◆ Exercise description ◆
Select the lines that contain "travels" and copy each of them.

(Source data)

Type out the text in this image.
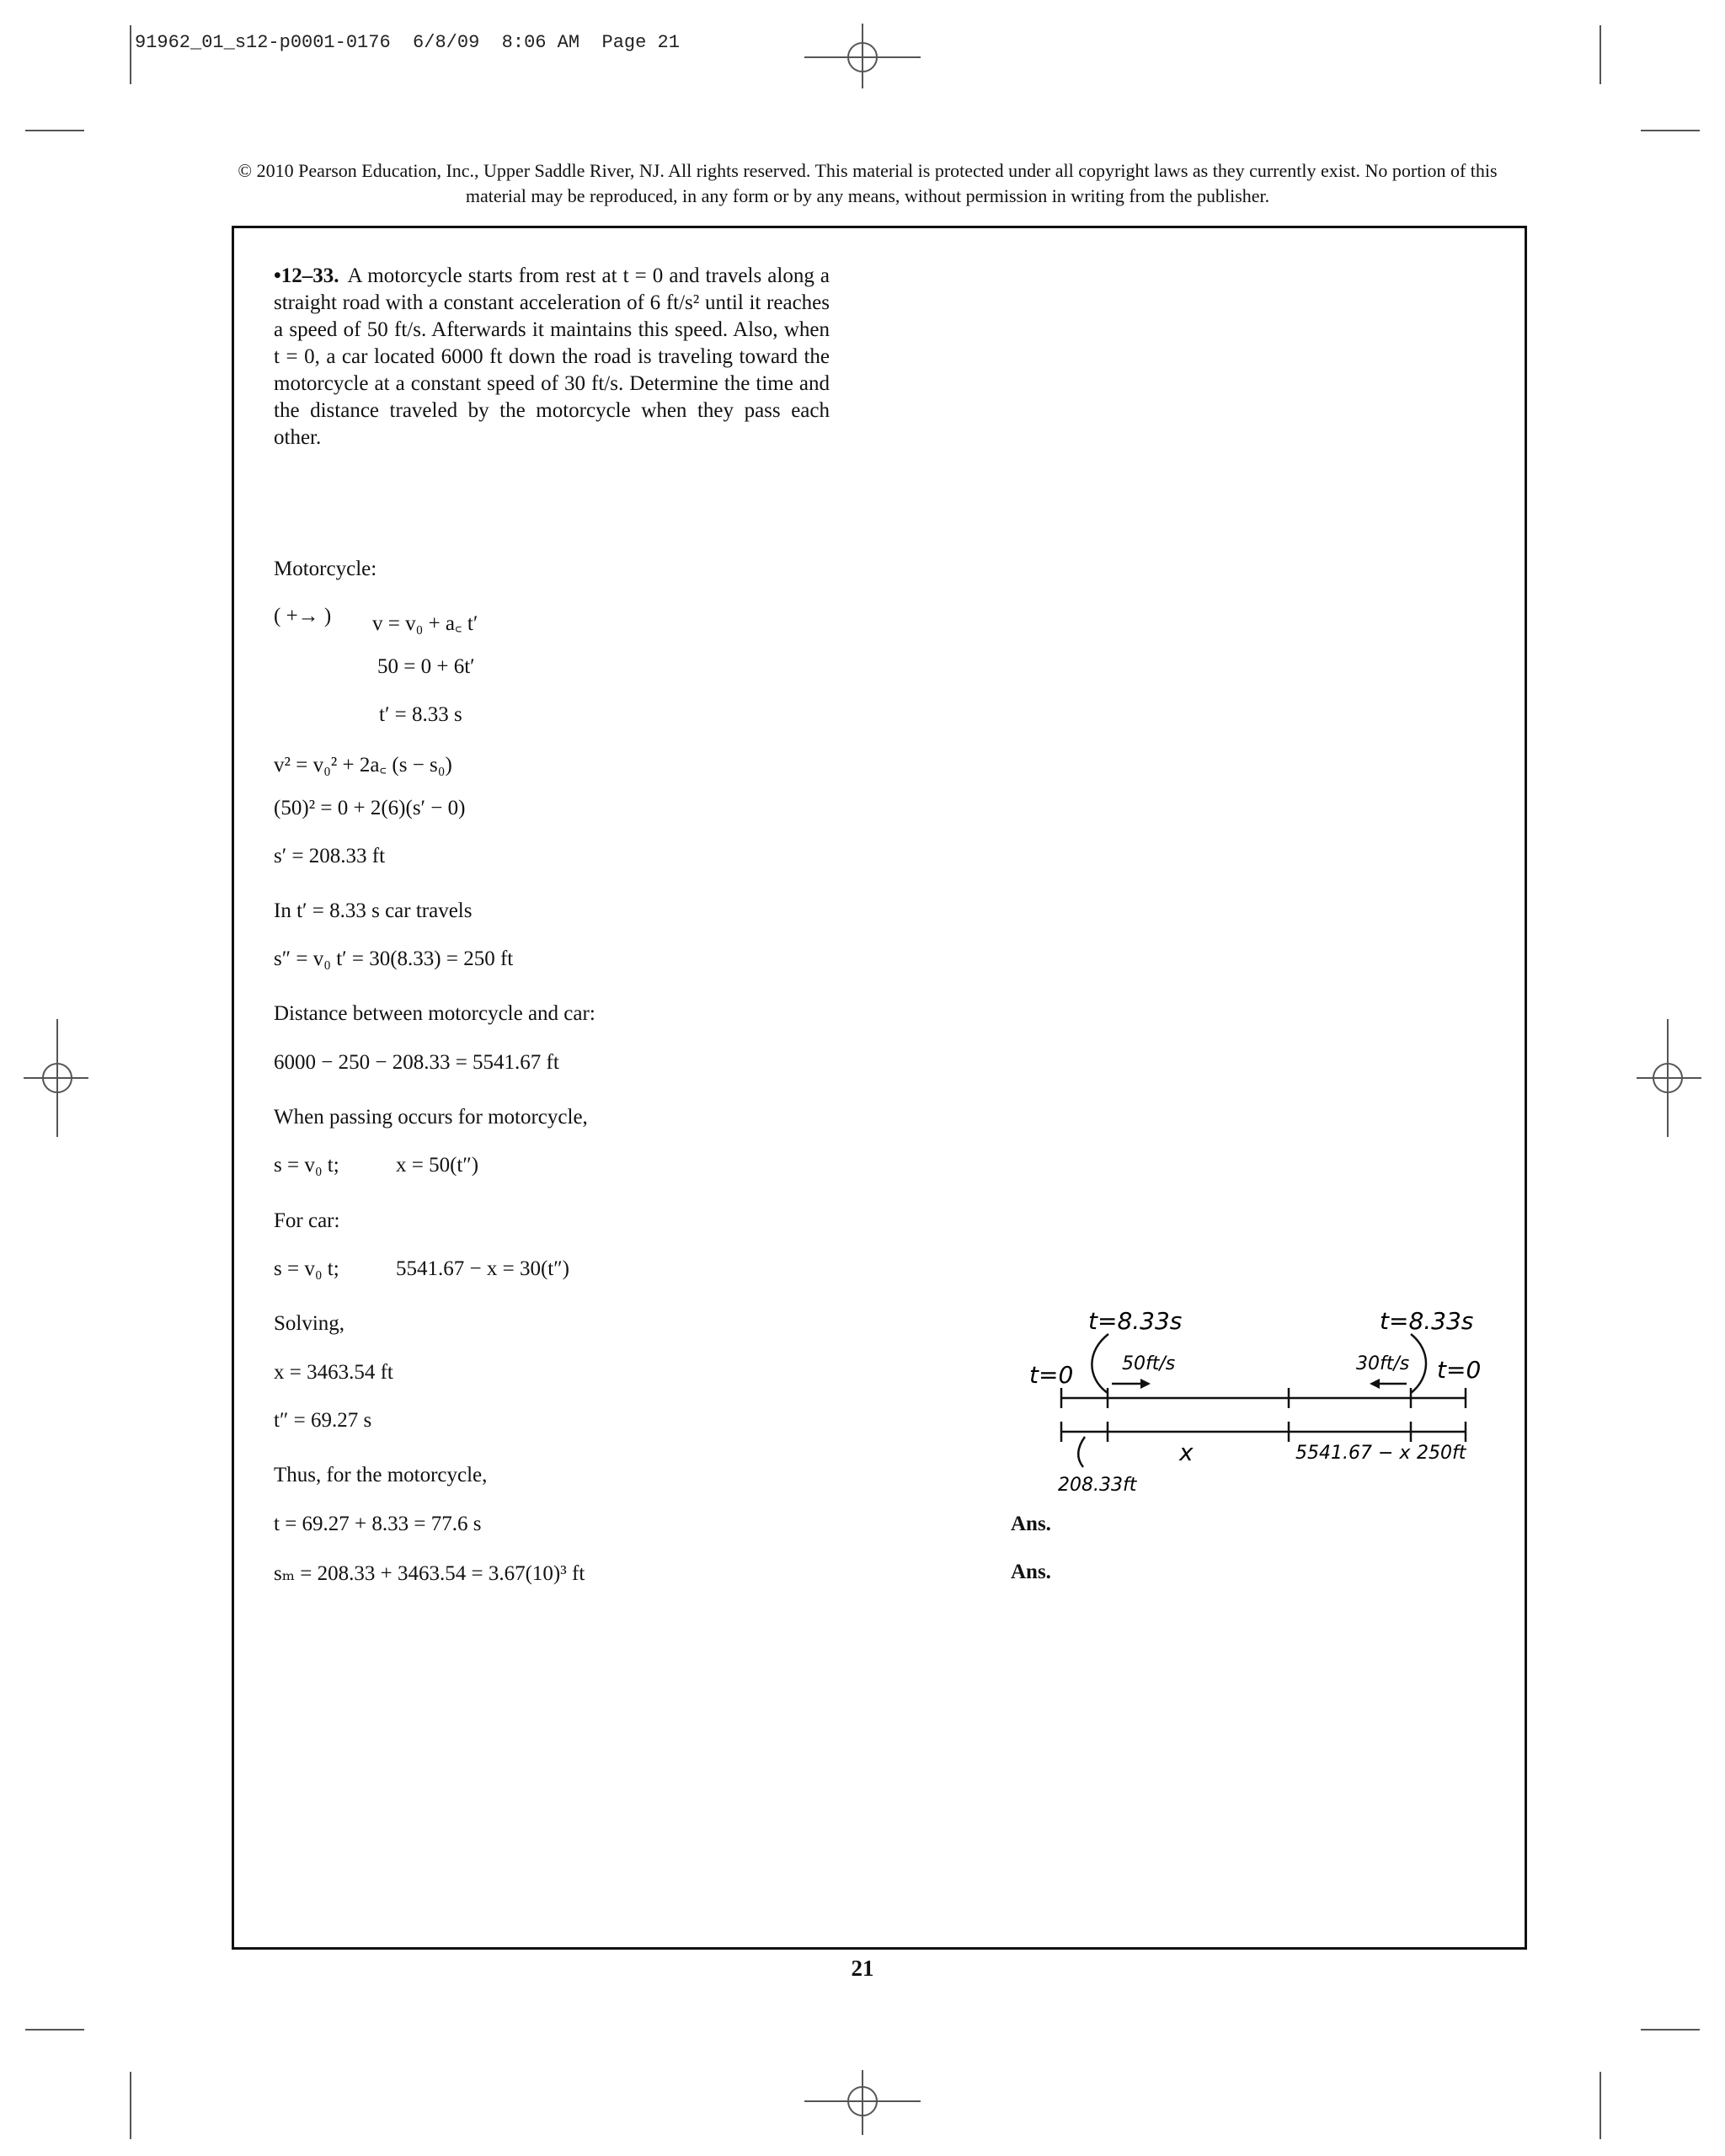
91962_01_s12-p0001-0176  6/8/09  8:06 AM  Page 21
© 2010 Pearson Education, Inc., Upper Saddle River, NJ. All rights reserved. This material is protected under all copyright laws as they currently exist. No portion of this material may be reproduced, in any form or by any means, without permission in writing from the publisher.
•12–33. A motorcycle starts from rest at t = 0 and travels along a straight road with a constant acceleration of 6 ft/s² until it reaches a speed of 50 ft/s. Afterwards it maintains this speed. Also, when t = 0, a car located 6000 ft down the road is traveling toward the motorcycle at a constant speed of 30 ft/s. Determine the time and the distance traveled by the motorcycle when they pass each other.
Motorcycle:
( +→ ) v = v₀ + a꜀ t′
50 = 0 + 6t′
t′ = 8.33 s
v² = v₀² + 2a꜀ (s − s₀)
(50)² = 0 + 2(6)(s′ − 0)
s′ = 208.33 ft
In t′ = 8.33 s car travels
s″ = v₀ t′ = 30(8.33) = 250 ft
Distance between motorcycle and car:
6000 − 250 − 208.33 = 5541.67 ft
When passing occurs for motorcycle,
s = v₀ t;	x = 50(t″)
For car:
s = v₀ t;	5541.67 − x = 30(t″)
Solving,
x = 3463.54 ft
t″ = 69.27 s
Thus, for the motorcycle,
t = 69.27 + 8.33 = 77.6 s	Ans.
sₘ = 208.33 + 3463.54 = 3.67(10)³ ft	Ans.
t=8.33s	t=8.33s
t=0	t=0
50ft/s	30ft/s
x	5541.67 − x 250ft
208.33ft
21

==

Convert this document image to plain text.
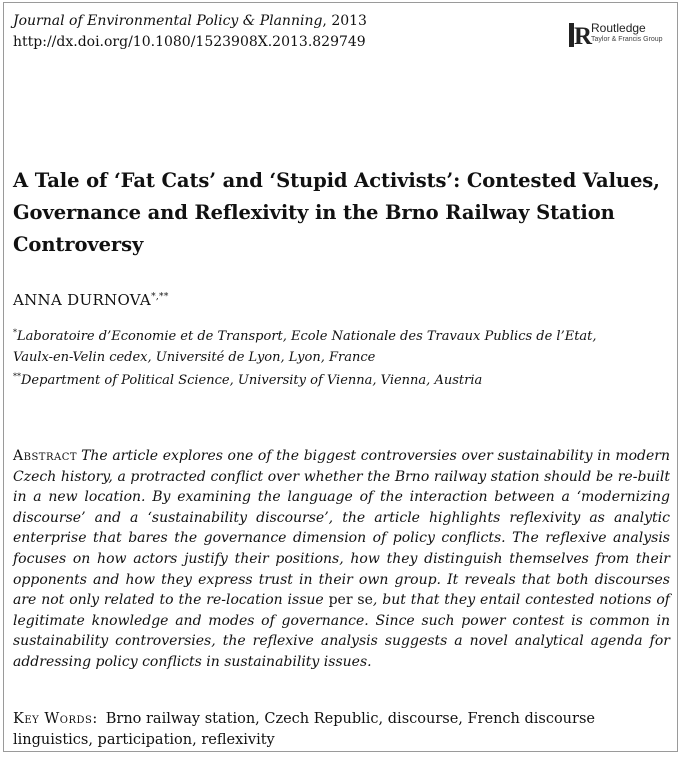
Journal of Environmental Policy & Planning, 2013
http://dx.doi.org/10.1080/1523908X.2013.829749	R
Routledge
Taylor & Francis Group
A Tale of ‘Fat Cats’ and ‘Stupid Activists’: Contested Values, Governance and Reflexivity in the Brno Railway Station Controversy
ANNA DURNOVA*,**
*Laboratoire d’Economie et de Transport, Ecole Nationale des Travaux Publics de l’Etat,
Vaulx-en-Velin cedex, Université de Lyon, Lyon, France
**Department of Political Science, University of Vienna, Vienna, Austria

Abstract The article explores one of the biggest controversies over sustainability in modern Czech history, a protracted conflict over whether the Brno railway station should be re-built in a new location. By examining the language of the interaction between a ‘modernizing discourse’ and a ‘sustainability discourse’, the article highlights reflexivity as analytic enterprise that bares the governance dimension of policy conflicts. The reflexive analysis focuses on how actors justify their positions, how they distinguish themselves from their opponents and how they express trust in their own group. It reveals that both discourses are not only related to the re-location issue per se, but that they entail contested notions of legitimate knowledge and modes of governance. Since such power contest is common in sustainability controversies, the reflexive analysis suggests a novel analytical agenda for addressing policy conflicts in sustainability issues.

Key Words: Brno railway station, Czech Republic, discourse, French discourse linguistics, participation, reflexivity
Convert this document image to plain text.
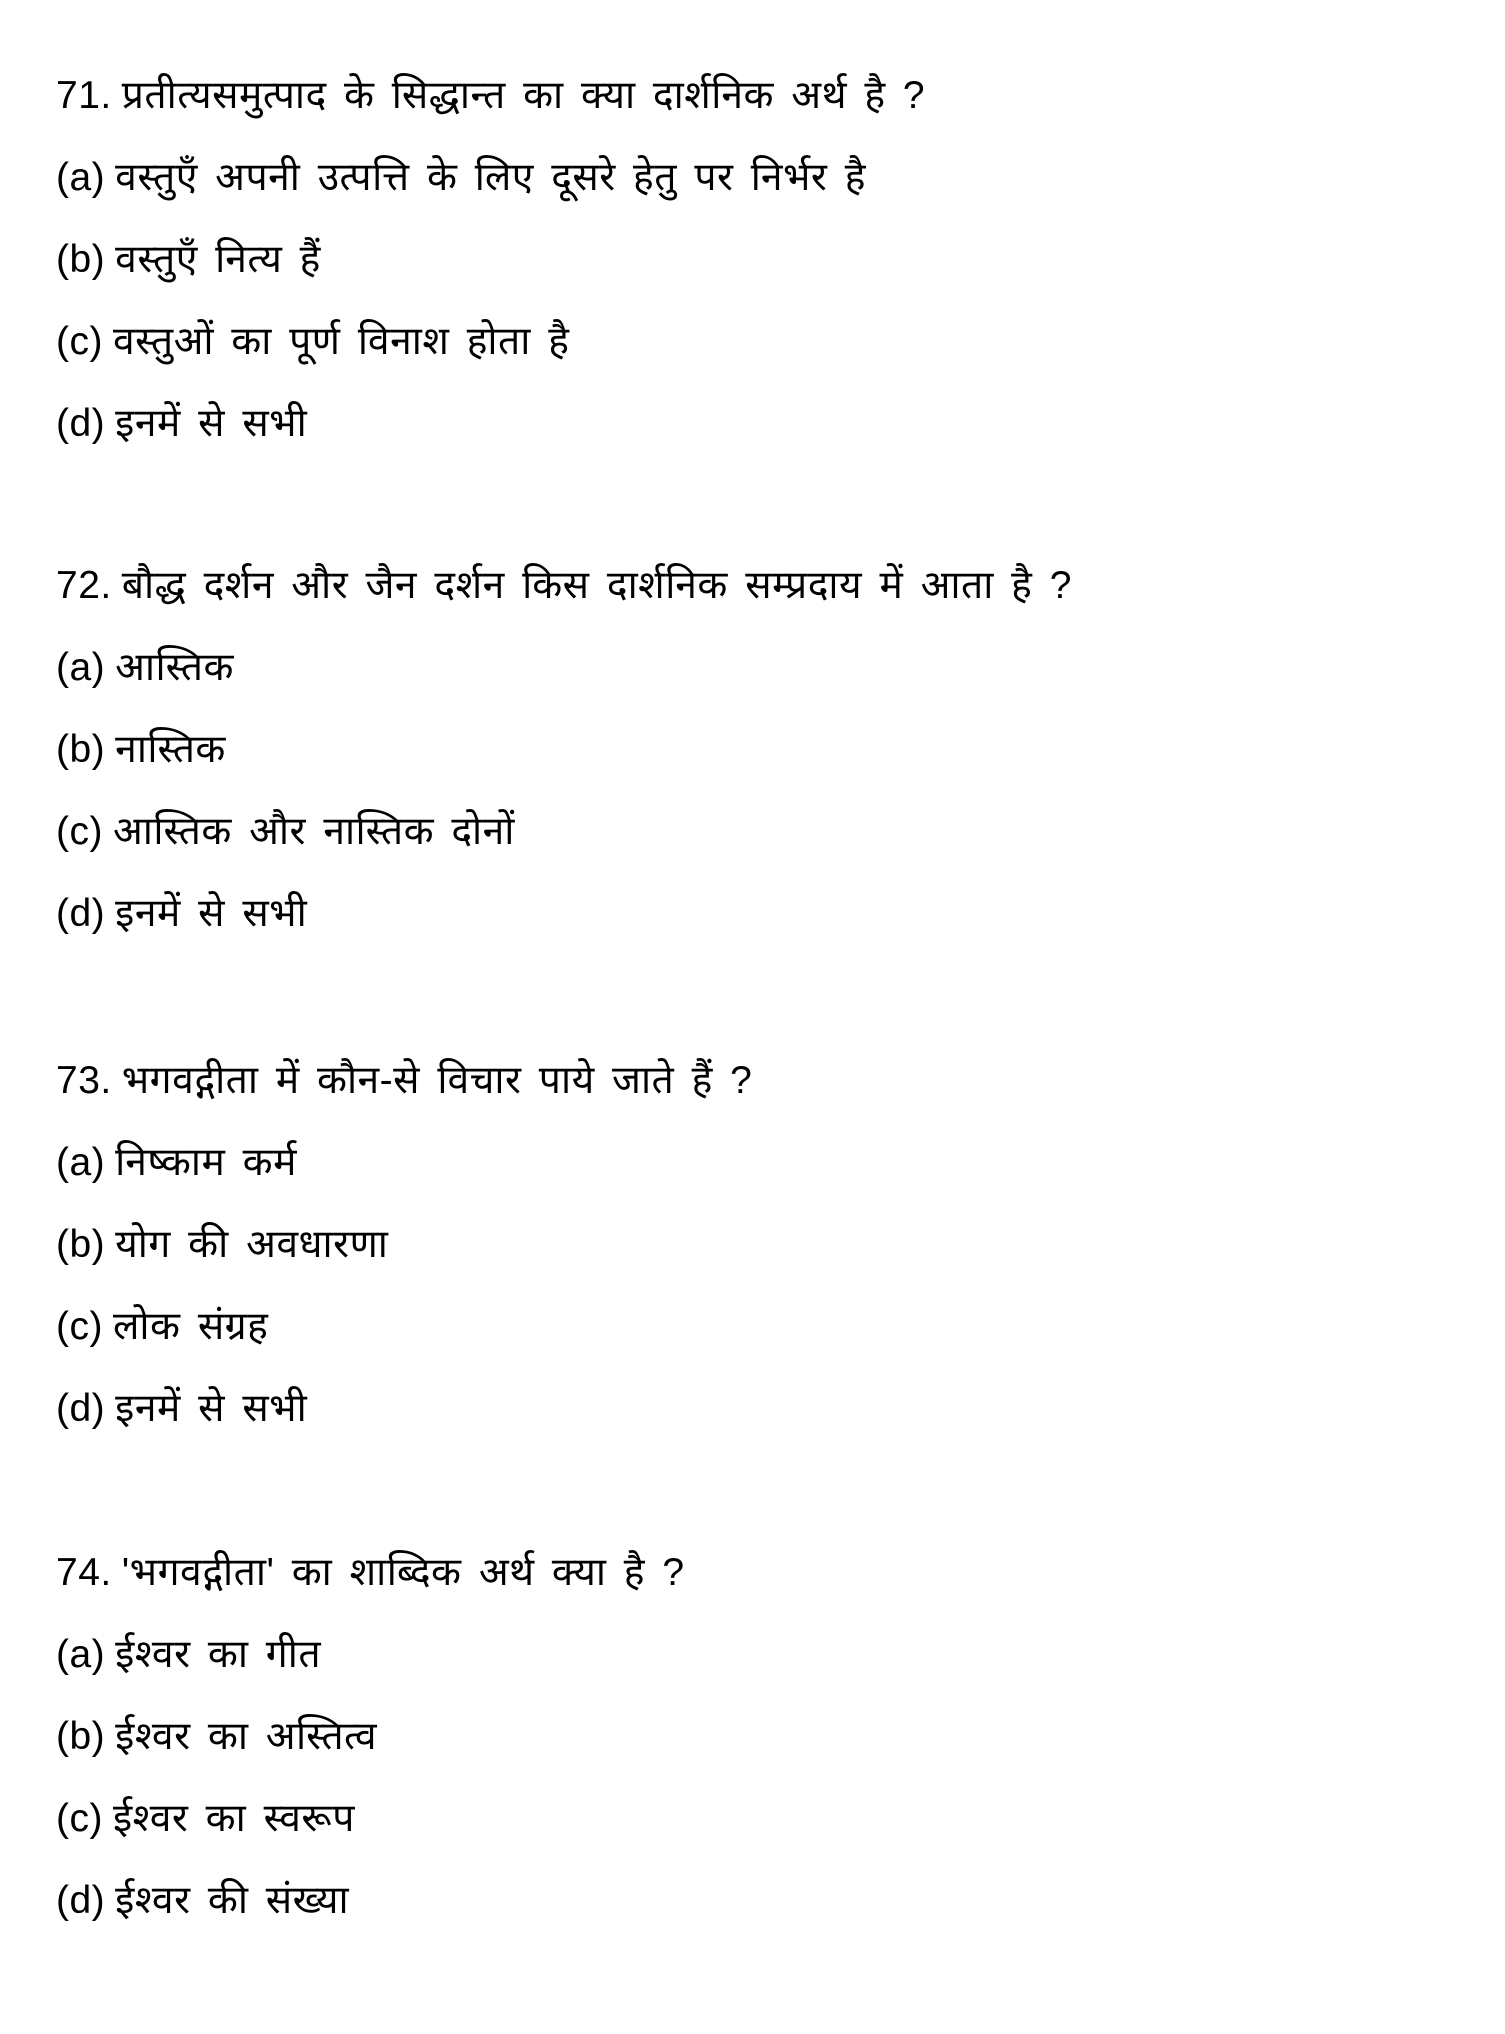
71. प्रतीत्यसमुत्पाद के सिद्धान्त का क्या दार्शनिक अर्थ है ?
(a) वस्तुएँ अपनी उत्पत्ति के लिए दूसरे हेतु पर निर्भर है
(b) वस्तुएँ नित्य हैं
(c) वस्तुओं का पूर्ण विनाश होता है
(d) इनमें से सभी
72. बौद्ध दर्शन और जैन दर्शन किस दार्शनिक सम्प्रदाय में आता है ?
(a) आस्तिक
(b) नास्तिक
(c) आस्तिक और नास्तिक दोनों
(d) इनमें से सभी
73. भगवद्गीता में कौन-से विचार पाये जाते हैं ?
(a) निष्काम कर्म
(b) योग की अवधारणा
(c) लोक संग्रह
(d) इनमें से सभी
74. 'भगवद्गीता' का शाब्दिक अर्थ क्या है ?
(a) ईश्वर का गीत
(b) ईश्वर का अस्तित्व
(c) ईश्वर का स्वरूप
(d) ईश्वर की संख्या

◆ Exercise solution ◆
•12–33. A motorcycle starts from rest at t = 0 and travels along a straight road with a constant acceleration of 6 ft/s² until it reaches a speed of 50 ft/s. Afterwards it maintains this speed. Also, when t = 0, a car located 6000 ft down the road is traveling toward the motorcycle at a constant speed of 30 ft/s. Determine the time and the distance traveled by the motorcycle when they pass each other.
In t′ = 8.33 s car travels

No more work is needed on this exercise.